**INSTRUCTIONS TO FOLLOW:**
Copy out all of the material. Every line must match the original.
┄┄┄┄┄┄┄┄┄┄
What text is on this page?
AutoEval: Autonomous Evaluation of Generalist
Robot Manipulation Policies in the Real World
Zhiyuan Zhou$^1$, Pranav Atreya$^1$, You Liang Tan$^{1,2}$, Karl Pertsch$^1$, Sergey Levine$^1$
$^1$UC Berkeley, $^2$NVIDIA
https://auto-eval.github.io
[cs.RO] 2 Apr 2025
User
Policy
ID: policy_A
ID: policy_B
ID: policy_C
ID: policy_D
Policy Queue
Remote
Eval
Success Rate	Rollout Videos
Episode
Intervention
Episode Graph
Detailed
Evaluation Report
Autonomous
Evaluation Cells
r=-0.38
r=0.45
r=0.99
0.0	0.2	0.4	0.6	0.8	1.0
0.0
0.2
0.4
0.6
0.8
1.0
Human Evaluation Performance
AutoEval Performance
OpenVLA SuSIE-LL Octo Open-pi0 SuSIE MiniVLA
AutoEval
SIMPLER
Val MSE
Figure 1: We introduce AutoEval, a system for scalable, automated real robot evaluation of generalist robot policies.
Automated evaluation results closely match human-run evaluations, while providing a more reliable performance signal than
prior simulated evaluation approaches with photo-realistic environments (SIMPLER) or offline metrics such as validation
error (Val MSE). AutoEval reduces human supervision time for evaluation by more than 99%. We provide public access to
┄┄┄┄┄┄┄┄┄┄
**RESPONSE AREA:**
What text is on this page?
AutoEval: Autonomous Evaluation of Generalist
Robot Manipulation Policies in the Real World
Zhiyuan Zhou$^1$, Pranav Atreya$^1$, You Liang Tan$^{1,2}$, Karl Pertsch$^1$, Sergey Levine$^1$
$^1$UC Berkeley, $^2$NVIDIA
https://auto-eval.github.io
[cs.RO] 2 Apr 2025
User
Policy
ID: policy_A
ID: policy_B
ID: policy_C
ID: policy_D
Policy Queue
Remote
Eval
Success Rate	Rollout Videos
Episode
Intervention
Episode Graph
Detailed
Evaluation Report
Autonomous
Evaluation Cells
r=-0.38
r=0.45
r=0.99
0.0	0.2	0.4	0.6	0.8	1.0
0.0
0.2
0.4
0.6
0.8
1.0
Human Evaluation Performance
AutoEval Performance
OpenVLA SuSIE-LL Octo Open-pi0 SuSIE MiniVLA
AutoEval
SIMPLER
Val MSE
Figure 1: We introduce AutoEval, a system for scalable, automated real robot evaluation of generalist robot policies.
Automated evaluation results closely match human-run evaluations, while providing a more reliable performance signal than
prior simulated evaluation approaches with photo-realistic environments (SIMPLER) or offline metrics such as validation
error (Val MSE). AutoEval reduces human supervision time for evaluation by more than 99%. We provide public access to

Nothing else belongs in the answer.